*Required task*
Copy out the lines that have "underwater" in them.

────────────────────

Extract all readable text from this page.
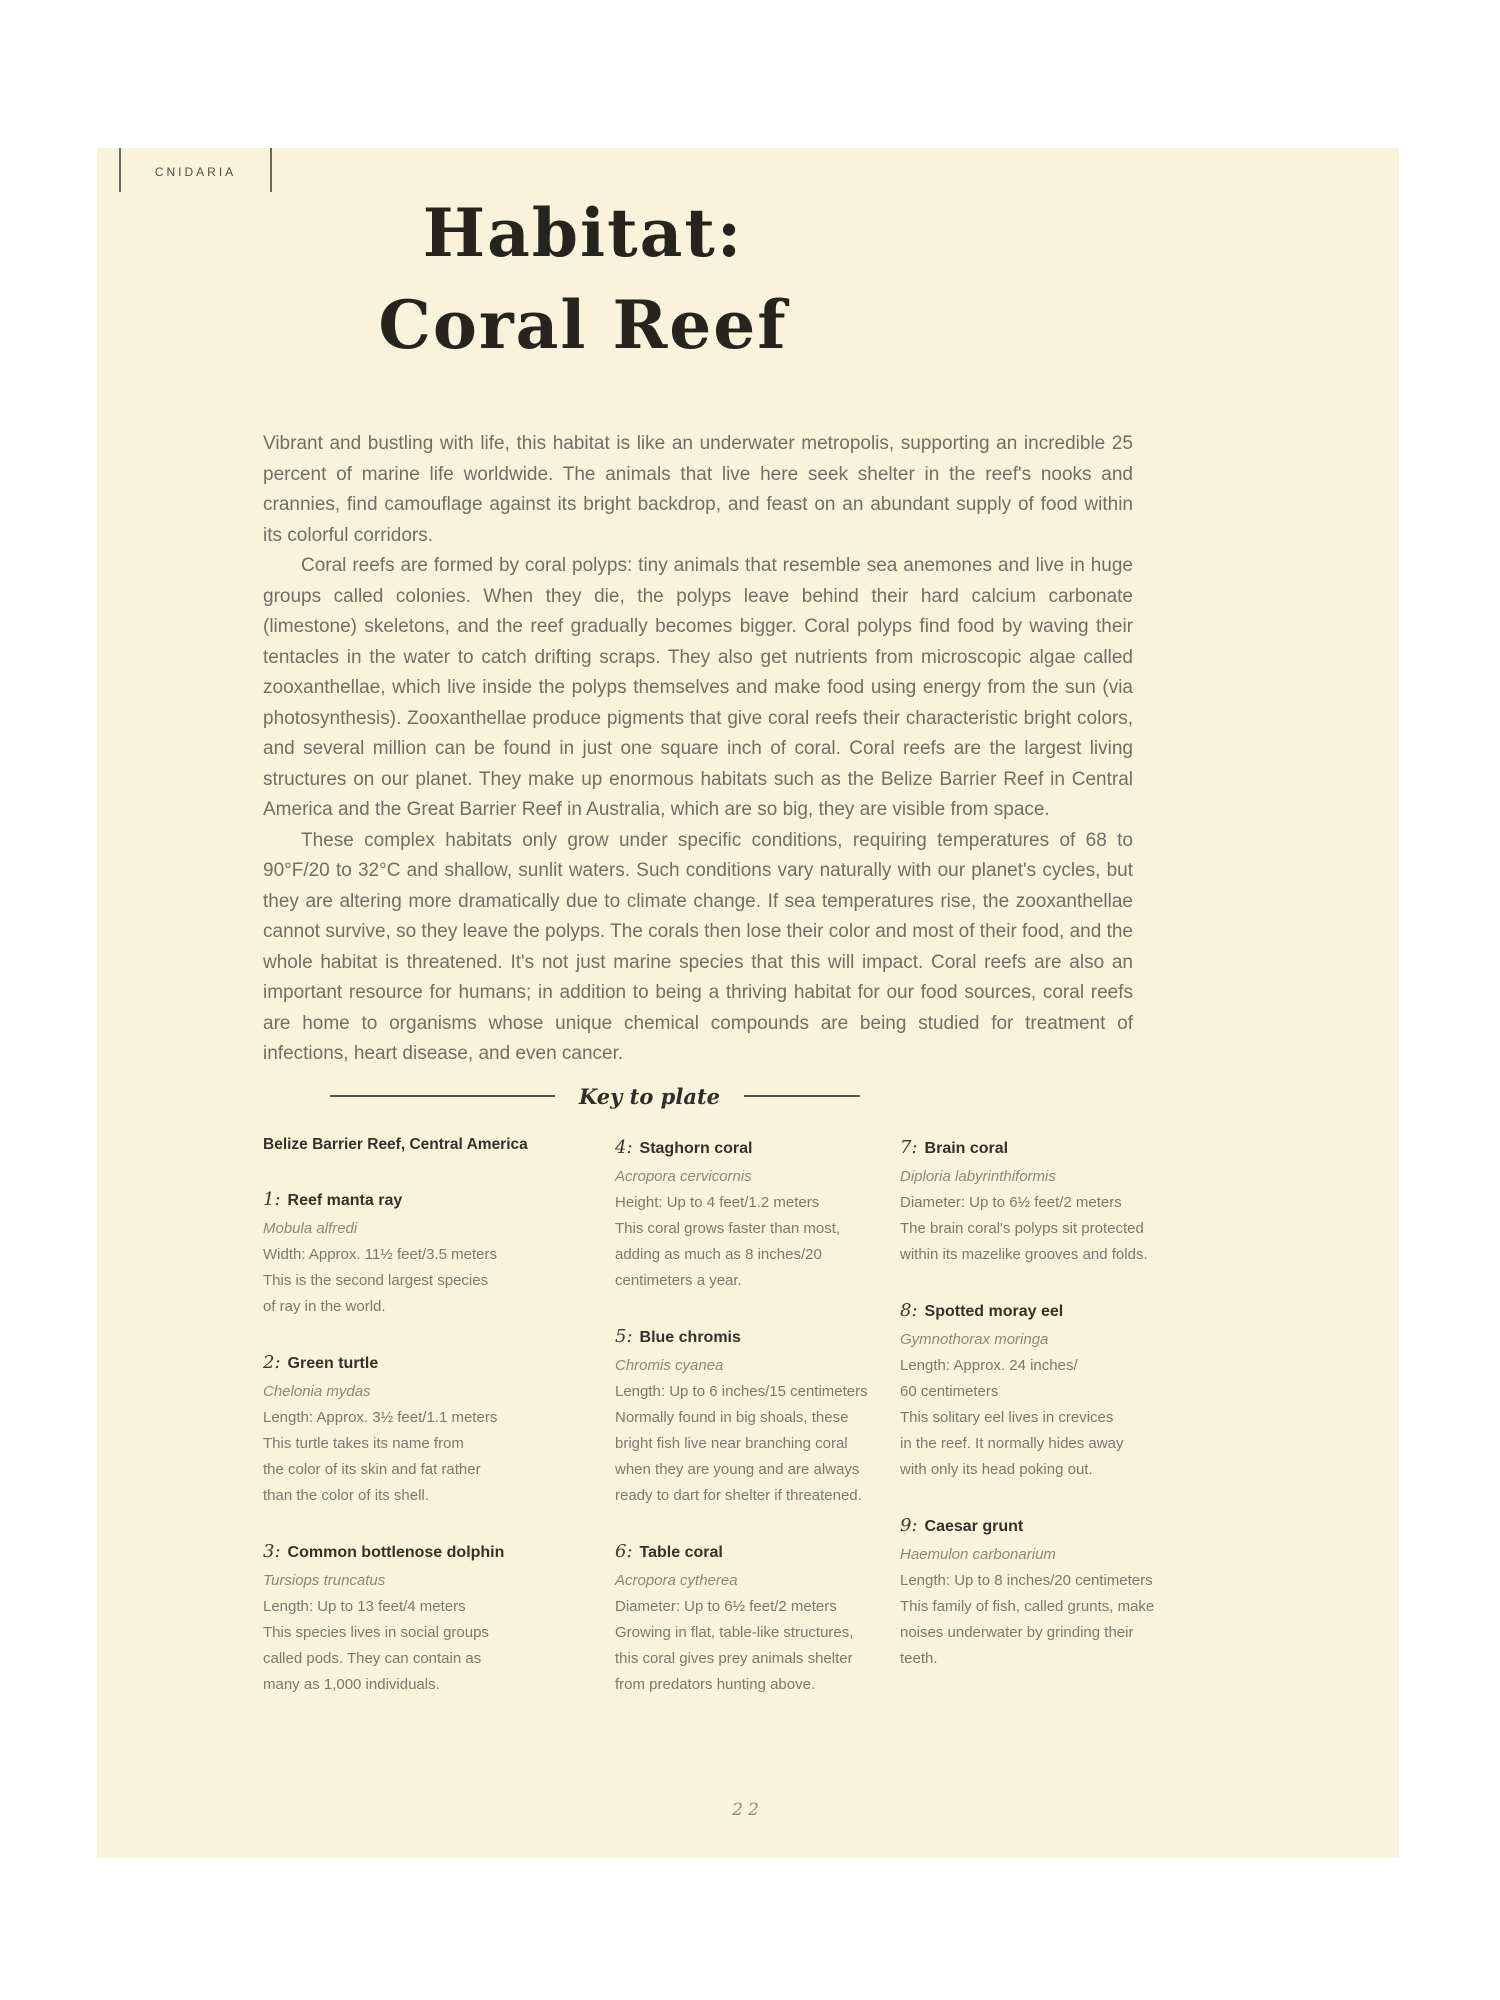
CNIDARIA
Habitat:
Coral Reef

Vibrant and bustling with life, this habitat is like an underwater metropolis, supporting an incredible 25 percent of marine life worldwide. The animals that live here seek shelter in the reef's nooks and crannies, find camouflage against its bright backdrop, and feast on an abundant supply of food within its colorful corridors.

Coral reefs are formed by coral polyps: tiny animals that resemble sea anemones and live in huge groups called colonies. When they die, the polyps leave behind their hard calcium carbonate (limestone) skeletons, and the reef gradually becomes bigger. Coral polyps find food by waving their tentacles in the water to catch drifting scraps. They also get nutrients from microscopic algae called zooxanthellae, which live inside the polyps themselves and make food using energy from the sun (via photosynthesis). Zooxanthellae produce pigments that give coral reefs their characteristic bright colors, and several million can be found in just one square inch of coral. Coral reefs are the largest living structures on our planet. They make up enormous habitats such as the Belize Barrier Reef in Central America and the Great Barrier Reef in Australia, which are so big, they are visible from space.

These complex habitats only grow under specific conditions, requiring temperatures of 68 to 90°F/20 to 32°C and shallow, sunlit waters. Such conditions vary naturally with our planet's cycles, but they are altering more dramatically due to climate change. If sea temperatures rise, the zooxanthellae cannot survive, so they leave the polyps. The corals then lose their color and most of their food, and the whole habitat is threatened. It's not just marine species that this will impact. Coral reefs are also an important resource for humans; in addition to being a thriving habitat for our food sources, coral reefs are home to organisms whose unique chemical compounds are being studied for treatment of infections, heart disease, and even cancer.

Key to plate
Belize Barrier Reef, Central America
1: Reef manta ray
Mobula alfredi
Width: Approx. 11½ feet/3.5 meters
This is the second largest species
of ray in the world.
2: Green turtle
Chelonia mydas
Length: Approx. 3½ feet/1.1 meters
This turtle takes its name from
the color of its skin and fat rather
than the color of its shell.
3: Common bottlenose dolphin
Tursiops truncatus
Length: Up to 13 feet/4 meters
This species lives in social groups
called pods. They can contain as
many as 1,000 individuals.
4: Staghorn coral
Acropora cervicornis
Height: Up to 4 feet/1.2 meters
This coral grows faster than most,
adding as much as 8 inches/20
centimeters a year.
5: Blue chromis
Chromis cyanea
Length: Up to 6 inches/15 centimeters
Normally found in big shoals, these
bright fish live near branching coral
when they are young and are always
ready to dart for shelter if threatened.
6: Table coral
Acropora cytherea
Diameter: Up to 6½ feet/2 meters
Growing in flat, table-like structures,
this coral gives prey animals shelter
from predators hunting above.
7: Brain coral
Diploria labyrinthiformis
Diameter: Up to 6½ feet/2 meters
The brain coral's polyps sit protected
within its mazelike grooves and folds.
8: Spotted moray eel
Gymnothorax moringa
Length: Approx. 24 inches/
60 centimeters
This solitary eel lives in crevices
in the reef. It normally hides away
with only its head poking out.
9: Caesar grunt
Haemulon carbonarium
Length: Up to 8 inches/20 centimeters
This family of fish, called grunts, make
noises underwater by grinding their
teeth.
22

────────────────────

*Expected answer*
Vibrant and bustling with life, this habitat is like an underwater metropolis, supporting an incredible 25 percent of marine life worldwide. The animals that live here seek shelter in the reef's nooks and crannies, find camouflage against its bright backdrop, and feast on an abundant supply of food within its colorful corridors.
noises underwater by grinding their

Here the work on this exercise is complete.